● Records provided

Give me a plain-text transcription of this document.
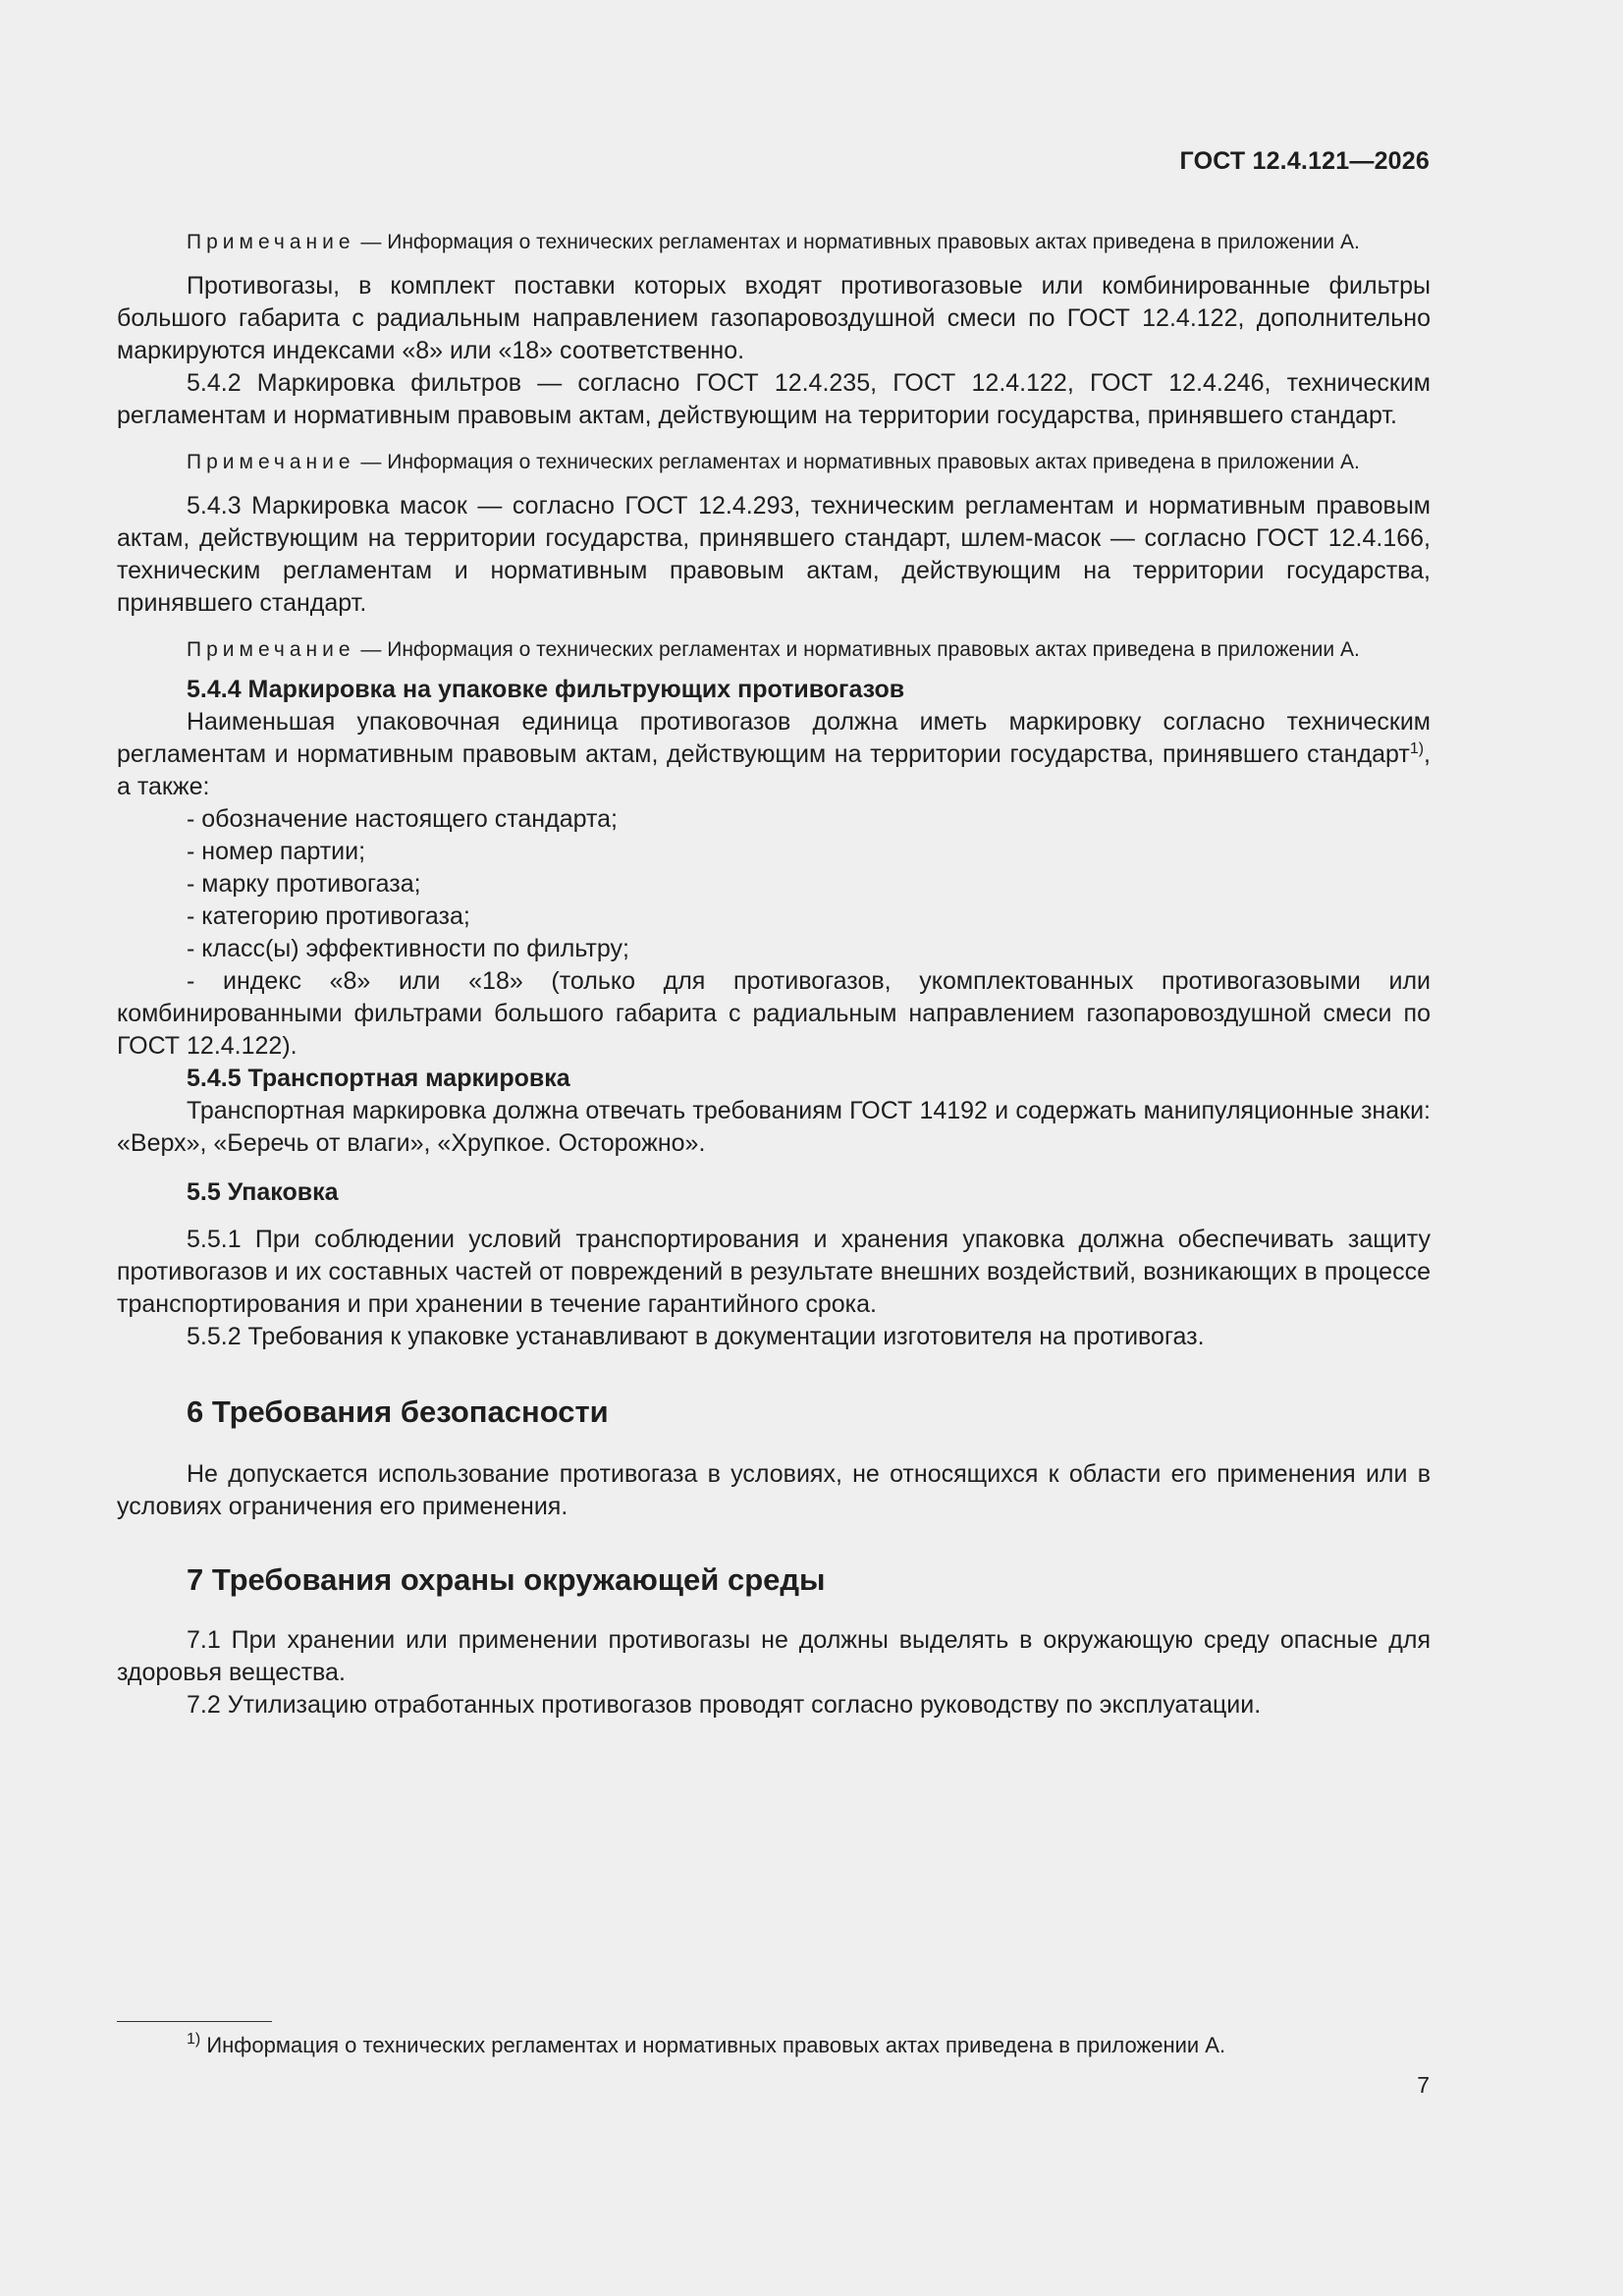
ГОСТ 12.4.121—2026

Примечание — Информация о технических регламентах и нормативных правовых актах приведена в приложении А.

Противогазы, в комплект поставки которых входят противогазовые или комбинированные фильтры большого габарита с радиальным направлением газопаровоздушной смеси по ГОСТ 12.4.122, дополнительно маркируются индексами «8» или «18» соответственно.

5.4.2 Маркировка фильтров — согласно ГОСТ 12.4.235, ГОСТ 12.4.122, ГОСТ 12.4.246, техническим регламентам и нормативным правовым актам, действующим на территории государства, принявшего стандарт.

Примечание — Информация о технических регламентах и нормативных правовых актах приведена в приложении А.

5.4.3 Маркировка масок — согласно ГОСТ 12.4.293, техническим регламентам и нормативным правовым актам, действующим на территории государства, принявшего стандарт, шлем-масок — согласно ГОСТ 12.4.166, техническим регламентам и нормативным правовым актам, действующим на территории государства, принявшего стандарт.

Примечание — Информация о технических регламентах и нормативных правовых актах приведена в приложении А.

5.4.4 Маркировка на упаковке фильтрующих противогазов

Наименьшая упаковочная единица противогазов должна иметь маркировку согласно техническим регламентам и нормативным правовым актам, действующим на территории государства, принявшего стандарт$^{1)}$, а также:

- обозначение настоящего стандарта;
- номер партии;
- марку противогаза;
- категорию противогаза;
- класс(ы) эффективности по фильтру;
- индекс «8» или «18» (только для противогазов, укомплектованных противогазовыми или комбинированными фильтрами большого габарита с радиальным направлением газопаровоздушной смеси по ГОСТ 12.4.122).

5.4.5 Транспортная маркировка

Транспортная маркировка должна отвечать требованиям ГОСТ 14192 и содержать манипуляционные знаки: «Верх», «Беречь от влаги», «Хрупкое. Осторожно».

5.5 Упаковка

5.5.1 При соблюдении условий транспортирования и хранения упаковка должна обеспечивать защиту противогазов и их составных частей от повреждений в результате внешних воздействий, возникающих в процессе транспортирования и при хранении в течение гарантийного срока.

5.5.2 Требования к упаковке устанавливают в документации изготовителя на противогаз.

6 Требования безопасности

Не допускается использование противогаза в условиях, не относящихся к области его применения или в условиях ограничения его применения.

7 Требования охраны окружающей среды

7.1 При хранении или применении противогазы не должны выделять в окружающую среду опасные для здоровья вещества.

7.2 Утилизацию отработанных противогазов проводят согласно руководству по эксплуатации.

$^{1)}$ Информация о технических регламентах и нормативных правовых актах приведена в приложении А.
7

● Requirement
Which lines contain "упаковке"? Copy each of them.

● Task result
5.4.4 Маркировка на упаковке фильтрующих противогазов
5.5.2 Требования к упаковке устанавливают в документации изготовителя на противогаз.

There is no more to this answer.